### EXERCISE PROMPT
Write down every entry below once more, exactly.

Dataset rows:
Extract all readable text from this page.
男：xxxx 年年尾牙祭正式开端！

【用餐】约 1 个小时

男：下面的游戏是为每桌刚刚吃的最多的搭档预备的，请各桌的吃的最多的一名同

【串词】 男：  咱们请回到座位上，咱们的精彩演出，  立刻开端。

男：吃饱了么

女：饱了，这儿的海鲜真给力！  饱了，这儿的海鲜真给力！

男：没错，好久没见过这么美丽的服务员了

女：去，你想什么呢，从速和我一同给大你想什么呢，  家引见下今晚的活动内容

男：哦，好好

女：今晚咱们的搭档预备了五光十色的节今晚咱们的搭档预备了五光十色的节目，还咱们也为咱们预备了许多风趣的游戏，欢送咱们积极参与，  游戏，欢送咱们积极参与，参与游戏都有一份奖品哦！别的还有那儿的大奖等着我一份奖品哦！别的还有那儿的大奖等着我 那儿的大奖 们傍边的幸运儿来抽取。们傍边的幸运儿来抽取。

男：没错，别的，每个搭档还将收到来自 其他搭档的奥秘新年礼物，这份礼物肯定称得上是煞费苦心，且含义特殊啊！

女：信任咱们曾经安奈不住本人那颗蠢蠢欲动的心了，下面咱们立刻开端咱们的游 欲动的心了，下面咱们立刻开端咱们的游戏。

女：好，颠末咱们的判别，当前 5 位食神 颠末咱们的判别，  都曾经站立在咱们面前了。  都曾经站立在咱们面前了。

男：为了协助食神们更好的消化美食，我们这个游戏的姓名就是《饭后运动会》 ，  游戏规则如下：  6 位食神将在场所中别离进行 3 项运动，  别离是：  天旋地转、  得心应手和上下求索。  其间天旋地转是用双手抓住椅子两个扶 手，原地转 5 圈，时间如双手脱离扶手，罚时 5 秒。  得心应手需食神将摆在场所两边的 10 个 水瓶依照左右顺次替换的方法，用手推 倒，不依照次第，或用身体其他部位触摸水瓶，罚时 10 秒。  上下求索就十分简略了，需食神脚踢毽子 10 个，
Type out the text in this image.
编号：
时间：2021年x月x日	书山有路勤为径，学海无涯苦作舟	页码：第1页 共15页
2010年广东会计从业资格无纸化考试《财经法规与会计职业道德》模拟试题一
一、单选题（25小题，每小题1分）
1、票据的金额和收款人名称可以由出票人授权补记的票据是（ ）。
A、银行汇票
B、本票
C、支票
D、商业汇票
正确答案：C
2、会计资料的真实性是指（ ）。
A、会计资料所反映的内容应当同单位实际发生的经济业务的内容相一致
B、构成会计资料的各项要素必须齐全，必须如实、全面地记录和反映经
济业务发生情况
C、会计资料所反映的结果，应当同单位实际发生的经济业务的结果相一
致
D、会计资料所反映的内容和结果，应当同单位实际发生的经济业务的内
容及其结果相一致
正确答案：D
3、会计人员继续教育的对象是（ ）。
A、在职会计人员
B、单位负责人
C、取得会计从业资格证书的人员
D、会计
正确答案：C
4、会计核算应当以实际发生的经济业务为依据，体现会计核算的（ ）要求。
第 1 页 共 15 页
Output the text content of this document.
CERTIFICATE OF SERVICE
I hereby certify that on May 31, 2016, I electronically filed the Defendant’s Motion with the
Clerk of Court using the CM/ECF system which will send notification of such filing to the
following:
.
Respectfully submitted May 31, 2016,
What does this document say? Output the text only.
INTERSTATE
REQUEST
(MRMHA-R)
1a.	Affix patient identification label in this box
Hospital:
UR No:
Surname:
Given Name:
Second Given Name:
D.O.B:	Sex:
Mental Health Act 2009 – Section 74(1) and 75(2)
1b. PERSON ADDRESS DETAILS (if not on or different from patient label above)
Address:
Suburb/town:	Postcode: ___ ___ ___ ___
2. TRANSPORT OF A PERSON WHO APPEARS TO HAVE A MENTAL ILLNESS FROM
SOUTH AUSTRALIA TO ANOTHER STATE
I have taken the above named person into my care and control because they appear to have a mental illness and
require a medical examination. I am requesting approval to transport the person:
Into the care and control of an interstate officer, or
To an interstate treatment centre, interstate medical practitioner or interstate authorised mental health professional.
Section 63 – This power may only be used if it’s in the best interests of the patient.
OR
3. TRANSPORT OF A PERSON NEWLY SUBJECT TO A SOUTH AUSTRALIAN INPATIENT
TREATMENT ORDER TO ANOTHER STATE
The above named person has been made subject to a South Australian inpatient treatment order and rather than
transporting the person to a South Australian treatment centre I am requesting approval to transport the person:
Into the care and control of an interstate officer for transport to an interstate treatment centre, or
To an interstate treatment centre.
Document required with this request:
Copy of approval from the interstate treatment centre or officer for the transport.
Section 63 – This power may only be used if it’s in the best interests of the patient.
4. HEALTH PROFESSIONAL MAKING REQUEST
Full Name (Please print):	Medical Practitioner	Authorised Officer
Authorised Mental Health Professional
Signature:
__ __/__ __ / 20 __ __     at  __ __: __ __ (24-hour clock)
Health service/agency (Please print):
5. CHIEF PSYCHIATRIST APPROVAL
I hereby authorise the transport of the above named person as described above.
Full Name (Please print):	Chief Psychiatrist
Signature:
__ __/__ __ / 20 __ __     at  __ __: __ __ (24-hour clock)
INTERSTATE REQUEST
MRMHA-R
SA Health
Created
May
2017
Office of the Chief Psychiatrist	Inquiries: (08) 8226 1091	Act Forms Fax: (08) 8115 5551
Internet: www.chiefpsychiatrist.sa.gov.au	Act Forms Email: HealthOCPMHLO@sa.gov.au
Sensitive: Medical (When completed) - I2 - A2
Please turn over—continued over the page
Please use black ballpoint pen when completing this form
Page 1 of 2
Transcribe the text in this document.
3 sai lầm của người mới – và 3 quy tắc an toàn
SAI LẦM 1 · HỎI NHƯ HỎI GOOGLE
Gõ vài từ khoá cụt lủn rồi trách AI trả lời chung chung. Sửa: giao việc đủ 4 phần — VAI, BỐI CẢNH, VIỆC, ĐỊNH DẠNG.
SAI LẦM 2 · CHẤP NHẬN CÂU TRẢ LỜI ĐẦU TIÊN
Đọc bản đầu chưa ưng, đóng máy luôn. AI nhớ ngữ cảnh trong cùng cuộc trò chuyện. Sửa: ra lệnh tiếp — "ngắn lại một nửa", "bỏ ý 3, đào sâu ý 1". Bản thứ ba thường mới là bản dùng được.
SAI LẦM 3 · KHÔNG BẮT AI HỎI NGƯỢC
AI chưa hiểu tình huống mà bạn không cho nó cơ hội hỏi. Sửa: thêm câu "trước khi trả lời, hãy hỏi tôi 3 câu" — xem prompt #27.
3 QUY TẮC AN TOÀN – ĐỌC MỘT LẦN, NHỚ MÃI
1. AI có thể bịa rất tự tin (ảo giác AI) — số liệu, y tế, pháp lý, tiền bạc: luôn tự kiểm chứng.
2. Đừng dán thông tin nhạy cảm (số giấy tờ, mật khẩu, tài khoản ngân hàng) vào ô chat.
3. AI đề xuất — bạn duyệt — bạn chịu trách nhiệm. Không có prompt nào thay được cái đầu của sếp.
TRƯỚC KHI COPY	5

### REPLY TO THE TASK
Extract all readable text from this page.
男：xxxx 年年尾牙祭正式开端！

【用餐】约 1 个小时

男：下面的游戏是为每桌刚刚吃的最多的搭档预备的，请各桌的吃的最多的一名同

【串词】 男：  咱们请回到座位上，咱们的精彩演出，  立刻开端。

男：吃饱了么

女：饱了，这儿的海鲜真给力！  饱了，这儿的海鲜真给力！

男：没错，好久没见过这么美丽的服务员了

女：去，你想什么呢，从速和我一同给大你想什么呢，  家引见下今晚的活动内容

男：哦，好好

女：今晚咱们的搭档预备了五光十色的节今晚咱们的搭档预备了五光十色的节目，还咱们也为咱们预备了许多风趣的游戏，欢送咱们积极参与，  游戏，欢送咱们积极参与，参与游戏都有一份奖品哦！别的还有那儿的大奖等着我一份奖品哦！别的还有那儿的大奖等着我 那儿的大奖 们傍边的幸运儿来抽取。们傍边的幸运儿来抽取。

男：没错，别的，每个搭档还将收到来自 其他搭档的奥秘新年礼物，这份礼物肯定称得上是煞费苦心，且含义特殊啊！

女：信任咱们曾经安奈不住本人那颗蠢蠢欲动的心了，下面咱们立刻开端咱们的游 欲动的心了，下面咱们立刻开端咱们的游戏。

女：好，颠末咱们的判别，当前 5 位食神 颠末咱们的判别，  都曾经站立在咱们面前了。  都曾经站立在咱们面前了。

男：为了协助食神们更好的消化美食，我们这个游戏的姓名就是《饭后运动会》 ，  游戏规则如下：  6 位食神将在场所中别离进行 3 项运动，  别离是：  天旋地转、  得心应手和上下求索。  其间天旋地转是用双手抓住椅子两个扶 手，原地转 5 圈，时间如双手脱离扶手，罚时 5 秒。  得心应手需食神将摆在场所两边的 10 个 水瓶依照左右顺次替换的方法，用手推 倒，不依照次第，或用身体其他部位触摸水瓶，罚时 10 秒。  上下求索就十分简略了，需食神脚踢毽子 10 个，
Type out the text in this image.
编号：
时间：2021年x月x日	书山有路勤为径，学海无涯苦作舟	页码：第1页 共15页
2010年广东会计从业资格无纸化考试《财经法规与会计职业道德》模拟试题一
一、单选题（25小题，每小题1分）
1、票据的金额和收款人名称可以由出票人授权补记的票据是（ ）。
A、银行汇票
B、本票
C、支票
D、商业汇票
正确答案：C
2、会计资料的真实性是指（ ）。
A、会计资料所反映的内容应当同单位实际发生的经济业务的内容相一致
B、构成会计资料的各项要素必须齐全，必须如实、全面地记录和反映经
济业务发生情况
C、会计资料所反映的结果，应当同单位实际发生的经济业务的结果相一
致
D、会计资料所反映的内容和结果，应当同单位实际发生的经济业务的内
容及其结果相一致
正确答案：D
3、会计人员继续教育的对象是（ ）。
A、在职会计人员
B、单位负责人
C、取得会计从业资格证书的人员
D、会计
正确答案：C
4、会计核算应当以实际发生的经济业务为依据，体现会计核算的（ ）要求。
第 1 页 共 15 页
Output the text content of this document.
CERTIFICATE OF SERVICE
I hereby certify that on May 31, 2016, I electronically filed the Defendant’s Motion with the
Clerk of Court using the CM/ECF system which will send notification of such filing to the
following:
.
Respectfully submitted May 31, 2016,
What does this document say? Output the text only.
INTERSTATE
REQUEST
(MRMHA-R)
1a.	Affix patient identification label in this box
Hospital:
UR No:
Surname:
Given Name:
Second Given Name:
D.O.B:	Sex:
Mental Health Act 2009 – Section 74(1) and 75(2)
1b. PERSON ADDRESS DETAILS (if not on or different from patient label above)
Address:
Suburb/town:	Postcode: ___ ___ ___ ___
2. TRANSPORT OF A PERSON WHO APPEARS TO HAVE A MENTAL ILLNESS FROM
SOUTH AUSTRALIA TO ANOTHER STATE
I have taken the above named person into my care and control because they appear to have a mental illness and
require a medical examination. I am requesting approval to transport the person:
Into the care and control of an interstate officer, or
To an interstate treatment centre, interstate medical practitioner or interstate authorised mental health professional.
Section 63 – This power may only be used if it’s in the best interests of the patient.
OR
3. TRANSPORT OF A PERSON NEWLY SUBJECT TO A SOUTH AUSTRALIAN INPATIENT
TREATMENT ORDER TO ANOTHER STATE
The above named person has been made subject to a South Australian inpatient treatment order and rather than
transporting the person to a South Australian treatment centre I am requesting approval to transport the person:
Into the care and control of an interstate officer for transport to an interstate treatment centre, or
To an interstate treatment centre.
Document required with this request:
Copy of approval from the interstate treatment centre or officer for the transport.
Section 63 – This power may only be used if it’s in the best interests of the patient.
4. HEALTH PROFESSIONAL MAKING REQUEST
Full Name (Please print):	Medical Practitioner	Authorised Officer
Authorised Mental Health Professional
Signature:
__ __/__ __ / 20 __ __     at  __ __: __ __ (24-hour clock)
Health service/agency (Please print):
5. CHIEF PSYCHIATRIST APPROVAL
I hereby authorise the transport of the above named person as described above.
Full Name (Please print):	Chief Psychiatrist
Signature:
__ __/__ __ / 20 __ __     at  __ __: __ __ (24-hour clock)
INTERSTATE REQUEST
MRMHA-R
SA Health
Created
May
2017
Office of the Chief Psychiatrist	Inquiries: (08) 8226 1091	Act Forms Fax: (08) 8115 5551
Internet: www.chiefpsychiatrist.sa.gov.au	Act Forms Email: HealthOCPMHLO@sa.gov.au
Sensitive: Medical (When completed) - I2 - A2
Please turn over—continued over the page
Please use black ballpoint pen when completing this form
Page 1 of 2
Transcribe the text in this document.
3 sai lầm của người mới – và 3 quy tắc an toàn
SAI LẦM 1 · HỎI NHƯ HỎI GOOGLE
Gõ vài từ khoá cụt lủn rồi trách AI trả lời chung chung. Sửa: giao việc đủ 4 phần — VAI, BỐI CẢNH, VIỆC, ĐỊNH DẠNG.
SAI LẦM 2 · CHẤP NHẬN CÂU TRẢ LỜI ĐẦU TIÊN
Đọc bản đầu chưa ưng, đóng máy luôn. AI nhớ ngữ cảnh trong cùng cuộc trò chuyện. Sửa: ra lệnh tiếp — "ngắn lại một nửa", "bỏ ý 3, đào sâu ý 1". Bản thứ ba thường mới là bản dùng được.
SAI LẦM 3 · KHÔNG BẮT AI HỎI NGƯỢC
AI chưa hiểu tình huống mà bạn không cho nó cơ hội hỏi. Sửa: thêm câu "trước khi trả lời, hãy hỏi tôi 3 câu" — xem prompt #27.
3 QUY TẮC AN TOÀN – ĐỌC MỘT LẦN, NHỚ MÃI
1. AI có thể bịa rất tự tin (ảo giác AI) — số liệu, y tế, pháp lý, tiền bạc: luôn tự kiểm chứng.
2. Đừng dán thông tin nhạy cảm (số giấy tờ, mật khẩu, tài khoản ngân hàng) vào ô chat.
3. AI đề xuất — bạn duyệt — bạn chịu trách nhiệm. Không có prompt nào thay được cái đầu của sếp.
TRƯỚC KHI COPY	5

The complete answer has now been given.